Reproduce the listing below in its entirety. Change nothing.

───

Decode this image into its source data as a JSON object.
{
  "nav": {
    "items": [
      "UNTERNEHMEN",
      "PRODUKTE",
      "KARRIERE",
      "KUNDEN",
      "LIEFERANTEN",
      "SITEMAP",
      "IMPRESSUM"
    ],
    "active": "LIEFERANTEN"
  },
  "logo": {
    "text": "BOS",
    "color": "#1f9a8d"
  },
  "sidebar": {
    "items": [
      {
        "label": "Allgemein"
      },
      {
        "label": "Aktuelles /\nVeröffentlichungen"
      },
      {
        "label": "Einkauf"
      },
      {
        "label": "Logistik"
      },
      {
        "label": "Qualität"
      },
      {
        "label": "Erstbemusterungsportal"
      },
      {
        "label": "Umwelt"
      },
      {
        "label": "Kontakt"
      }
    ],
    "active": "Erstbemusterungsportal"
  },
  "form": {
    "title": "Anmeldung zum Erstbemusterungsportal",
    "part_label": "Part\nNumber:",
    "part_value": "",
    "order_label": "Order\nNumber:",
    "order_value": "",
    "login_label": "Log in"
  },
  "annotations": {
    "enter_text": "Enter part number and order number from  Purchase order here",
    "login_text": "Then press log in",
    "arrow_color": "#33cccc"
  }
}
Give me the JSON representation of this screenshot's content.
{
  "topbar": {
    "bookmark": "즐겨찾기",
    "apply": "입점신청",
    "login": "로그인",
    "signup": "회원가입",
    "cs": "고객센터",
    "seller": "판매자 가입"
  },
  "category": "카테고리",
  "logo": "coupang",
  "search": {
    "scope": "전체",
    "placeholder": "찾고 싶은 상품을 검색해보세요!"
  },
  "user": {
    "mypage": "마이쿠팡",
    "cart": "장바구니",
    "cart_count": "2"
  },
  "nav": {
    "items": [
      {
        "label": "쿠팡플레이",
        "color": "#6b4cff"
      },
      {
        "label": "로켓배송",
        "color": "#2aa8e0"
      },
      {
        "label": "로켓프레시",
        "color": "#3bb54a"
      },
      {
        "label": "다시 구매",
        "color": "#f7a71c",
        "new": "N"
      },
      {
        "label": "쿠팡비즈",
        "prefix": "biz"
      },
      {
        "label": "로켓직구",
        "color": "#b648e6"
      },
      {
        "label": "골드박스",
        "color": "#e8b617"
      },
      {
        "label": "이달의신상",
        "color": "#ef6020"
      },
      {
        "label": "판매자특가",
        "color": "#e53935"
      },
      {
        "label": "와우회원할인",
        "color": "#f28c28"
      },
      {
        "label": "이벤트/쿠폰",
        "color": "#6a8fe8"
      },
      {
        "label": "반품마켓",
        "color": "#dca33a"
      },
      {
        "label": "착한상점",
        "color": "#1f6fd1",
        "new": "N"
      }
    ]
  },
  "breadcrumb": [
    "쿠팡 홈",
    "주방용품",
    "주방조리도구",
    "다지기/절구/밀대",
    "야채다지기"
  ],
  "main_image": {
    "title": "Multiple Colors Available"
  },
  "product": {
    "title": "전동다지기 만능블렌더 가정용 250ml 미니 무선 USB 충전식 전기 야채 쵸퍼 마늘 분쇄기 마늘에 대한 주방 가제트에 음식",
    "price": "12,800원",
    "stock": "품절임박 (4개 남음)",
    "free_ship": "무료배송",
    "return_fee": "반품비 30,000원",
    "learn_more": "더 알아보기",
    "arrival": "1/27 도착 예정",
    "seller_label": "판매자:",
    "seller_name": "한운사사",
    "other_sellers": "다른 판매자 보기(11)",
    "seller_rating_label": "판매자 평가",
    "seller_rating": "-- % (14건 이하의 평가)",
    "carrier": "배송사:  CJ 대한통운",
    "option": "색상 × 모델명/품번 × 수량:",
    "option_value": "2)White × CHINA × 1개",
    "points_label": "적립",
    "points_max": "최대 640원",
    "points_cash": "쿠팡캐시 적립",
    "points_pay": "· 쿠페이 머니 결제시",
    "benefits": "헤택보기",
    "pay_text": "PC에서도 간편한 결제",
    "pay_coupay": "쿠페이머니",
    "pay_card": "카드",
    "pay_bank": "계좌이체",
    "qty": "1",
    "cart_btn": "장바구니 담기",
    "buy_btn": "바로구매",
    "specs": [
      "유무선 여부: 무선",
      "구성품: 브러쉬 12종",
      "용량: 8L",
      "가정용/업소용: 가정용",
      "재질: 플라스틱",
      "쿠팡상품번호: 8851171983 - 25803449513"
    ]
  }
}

───

### Correct answer
Decode this image into its source data as a JSON object.
{
  "nav": {
    "items": [
      "UNTERNEHMEN",
      "PRODUKTE",
      "KARRIERE",
      "KUNDEN",
      "LIEFERANTEN",
      "SITEMAP",
      "IMPRESSUM"
    ],
    "active": "LIEFERANTEN"
  },
  "logo": {
    "text": "BOS",
    "color": "#1f9a8d"
  },
  "sidebar": {
    "items": [
      {
        "label": "Allgemein"
      },
      {
        "label": "Aktuelles /\nVeröffentlichungen"
      },
      {
        "label": "Einkauf"
      },
      {
        "label": "Logistik"
      },
      {
        "label": "Qualität"
      },
      {
        "label": "Erstbemusterungsportal"
      },
      {
        "label": "Umwelt"
      },
      {
        "label": "Kontakt"
      }
    ],
    "active": "Erstbemusterungsportal"
  },
  "form": {
    "title": "Anmeldung zum Erstbemusterungsportal",
    "part_label": "Part\nNumber:",
    "part_value": "",
    "order_label": "Order\nNumber:",
    "order_value": "",
    "login_label": "Log in"
  },
  "annotations": {
    "enter_text": "Enter part number and order number from  Purchase order here",
    "login_text": "Then press log in",
    "arrow_color": "#33cccc"
  }
}
Give me the JSON representation of this screenshot's content.
{
  "topbar": {
    "bookmark": "즐겨찾기",
    "apply": "입점신청",
    "login": "로그인",
    "signup": "회원가입",
    "cs": "고객센터",
    "seller": "판매자 가입"
  },
  "category": "카테고리",
  "logo": "coupang",
  "search": {
    "scope": "전체",
    "placeholder": "찾고 싶은 상품을 검색해보세요!"
  },
  "user": {
    "mypage": "마이쿠팡",
    "cart": "장바구니",
    "cart_count": "2"
  },
  "nav": {
    "items": [
      {
        "label": "쿠팡플레이",
        "color": "#6b4cff"
      },
      {
        "label": "로켓배송",
        "color": "#2aa8e0"
      },
      {
        "label": "로켓프레시",
        "color": "#3bb54a"
      },
      {
        "label": "다시 구매",
        "color": "#f7a71c",
        "new": "N"
      },
      {
        "label": "쿠팡비즈",
        "prefix": "biz"
      },
      {
        "label": "로켓직구",
        "color": "#b648e6"
      },
      {
        "label": "골드박스",
        "color": "#e8b617"
      },
      {
        "label": "이달의신상",
        "color": "#ef6020"
      },
      {
        "label": "판매자특가",
        "color": "#e53935"
      },
      {
        "label": "와우회원할인",
        "color": "#f28c28"
      },
      {
        "label": "이벤트/쿠폰",
        "color": "#6a8fe8"
      },
      {
        "label": "반품마켓",
        "color": "#dca33a"
      },
      {
        "label": "착한상점",
        "color": "#1f6fd1",
        "new": "N"
      }
    ]
  },
  "breadcrumb": [
    "쿠팡 홈",
    "주방용품",
    "주방조리도구",
    "다지기/절구/밀대",
    "야채다지기"
  ],
  "main_image": {
    "title": "Multiple Colors Available"
  },
  "product": {
    "title": "전동다지기 만능블렌더 가정용 250ml 미니 무선 USB 충전식 전기 야채 쵸퍼 마늘 분쇄기 마늘에 대한 주방 가제트에 음식",
    "price": "12,800원",
    "stock": "품절임박 (4개 남음)",
    "free_ship": "무료배송",
    "return_fee": "반품비 30,000원",
    "learn_more": "더 알아보기",
    "arrival": "1/27 도착 예정",
    "seller_label": "판매자:",
    "seller_name": "한운사사",
    "other_sellers": "다른 판매자 보기(11)",
    "seller_rating_label": "판매자 평가",
    "seller_rating": "-- % (14건 이하의 평가)",
    "carrier": "배송사:  CJ 대한통운",
    "option": "색상 × 모델명/품번 × 수량:",
    "option_value": "2)White × CHINA × 1개",
    "points_label": "적립",
    "points_max": "최대 640원",
    "points_cash": "쿠팡캐시 적립",
    "points_pay": "· 쿠페이 머니 결제시",
    "benefits": "헤택보기",
    "pay_text": "PC에서도 간편한 결제",
    "pay_coupay": "쿠페이머니",
    "pay_card": "카드",
    "pay_bank": "계좌이체",
    "qty": "1",
    "cart_btn": "장바구니 담기",
    "buy_btn": "바로구매",
    "specs": [
      "유무선 여부: 무선",
      "구성품: 브러쉬 12종",
      "용량: 8L",
      "가정용/업소용: 가정용",
      "재질: 플라스틱",
      "쿠팡상품번호: 8851171983 - 25803449513"
    ]
  }
}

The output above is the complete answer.